» Exercise task: Render the material again word for word, skipping the pictures in it.

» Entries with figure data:

========================

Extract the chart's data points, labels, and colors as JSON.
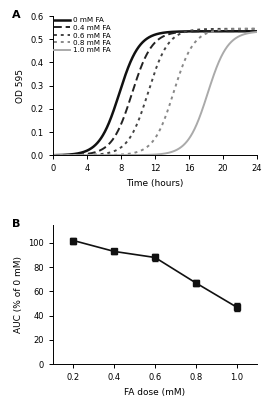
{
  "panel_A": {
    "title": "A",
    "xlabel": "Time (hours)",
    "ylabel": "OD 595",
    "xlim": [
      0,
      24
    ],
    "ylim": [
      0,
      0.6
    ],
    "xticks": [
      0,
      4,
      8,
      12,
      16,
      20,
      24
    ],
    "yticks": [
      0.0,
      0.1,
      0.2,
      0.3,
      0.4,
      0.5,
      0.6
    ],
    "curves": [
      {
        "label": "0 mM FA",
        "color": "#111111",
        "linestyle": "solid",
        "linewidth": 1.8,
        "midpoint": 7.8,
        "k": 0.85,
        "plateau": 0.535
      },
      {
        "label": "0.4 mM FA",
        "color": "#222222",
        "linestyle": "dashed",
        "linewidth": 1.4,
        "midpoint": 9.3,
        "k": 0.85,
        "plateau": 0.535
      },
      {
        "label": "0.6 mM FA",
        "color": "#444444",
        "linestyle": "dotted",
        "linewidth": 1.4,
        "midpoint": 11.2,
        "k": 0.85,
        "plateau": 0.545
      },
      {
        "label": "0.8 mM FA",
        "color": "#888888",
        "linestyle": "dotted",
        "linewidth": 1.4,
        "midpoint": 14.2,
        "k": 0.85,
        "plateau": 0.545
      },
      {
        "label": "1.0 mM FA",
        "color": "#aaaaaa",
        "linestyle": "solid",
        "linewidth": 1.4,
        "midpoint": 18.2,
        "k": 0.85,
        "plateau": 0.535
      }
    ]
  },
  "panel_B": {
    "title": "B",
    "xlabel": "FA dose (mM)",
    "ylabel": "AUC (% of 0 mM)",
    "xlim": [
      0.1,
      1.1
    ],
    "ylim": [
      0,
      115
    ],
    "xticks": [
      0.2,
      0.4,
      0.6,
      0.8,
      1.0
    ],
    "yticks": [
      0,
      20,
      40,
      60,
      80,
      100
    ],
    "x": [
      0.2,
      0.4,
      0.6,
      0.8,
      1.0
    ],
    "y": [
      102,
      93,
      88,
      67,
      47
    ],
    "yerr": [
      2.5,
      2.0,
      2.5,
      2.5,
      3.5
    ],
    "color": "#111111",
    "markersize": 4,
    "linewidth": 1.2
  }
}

========================

» Exercise output:
Extract the chart's data points, labels, and colors as JSON.
{
  "panel_A": {
    "title": "A",
    "xlabel": "Time (hours)",
    "ylabel": "OD 595",
    "xlim": [
      0,
      24
    ],
    "ylim": [
      0,
      0.6
    ],
    "xticks": [
      0,
      4,
      8,
      12,
      16,
      20,
      24
    ],
    "yticks": [
      0.0,
      0.1,
      0.2,
      0.3,
      0.4,
      0.5,
      0.6
    ],
    "curves": [
      {
        "label": "0 mM FA",
        "color": "#111111",
        "linestyle": "solid",
        "linewidth": 1.8,
        "midpoint": 7.8,
        "k": 0.85,
        "plateau": 0.535
      },
      {
        "label": "0.4 mM FA",
        "color": "#222222",
        "linestyle": "dashed",
        "linewidth": 1.4,
        "midpoint": 9.3,
        "k": 0.85,
        "plateau": 0.535
      },
      {
        "label": "0.6 mM FA",
        "color": "#444444",
        "linestyle": "dotted",
        "linewidth": 1.4,
        "midpoint": 11.2,
        "k": 0.85,
        "plateau": 0.545
      },
      {
        "label": "0.8 mM FA",
        "color": "#888888",
        "linestyle": "dotted",
        "linewidth": 1.4,
        "midpoint": 14.2,
        "k": 0.85,
        "plateau": 0.545
      },
      {
        "label": "1.0 mM FA",
        "color": "#aaaaaa",
        "linestyle": "solid",
        "linewidth": 1.4,
        "midpoint": 18.2,
        "k": 0.85,
        "plateau": 0.535
      }
    ]
  },
  "panel_B": {
    "title": "B",
    "xlabel": "FA dose (mM)",
    "ylabel": "AUC (% of 0 mM)",
    "xlim": [
      0.1,
      1.1
    ],
    "ylim": [
      0,
      115
    ],
    "xticks": [
      0.2,
      0.4,
      0.6,
      0.8,
      1.0
    ],
    "yticks": [
      0,
      20,
      40,
      60,
      80,
      100
    ],
    "x": [
      0.2,
      0.4,
      0.6,
      0.8,
      1.0
    ],
    "y": [
      102,
      93,
      88,
      67,
      47
    ],
    "yerr": [
      2.5,
      2.0,
      2.5,
      2.5,
      3.5
    ],
    "color": "#111111",
    "markersize": 4,
    "linewidth": 1.2
  }
}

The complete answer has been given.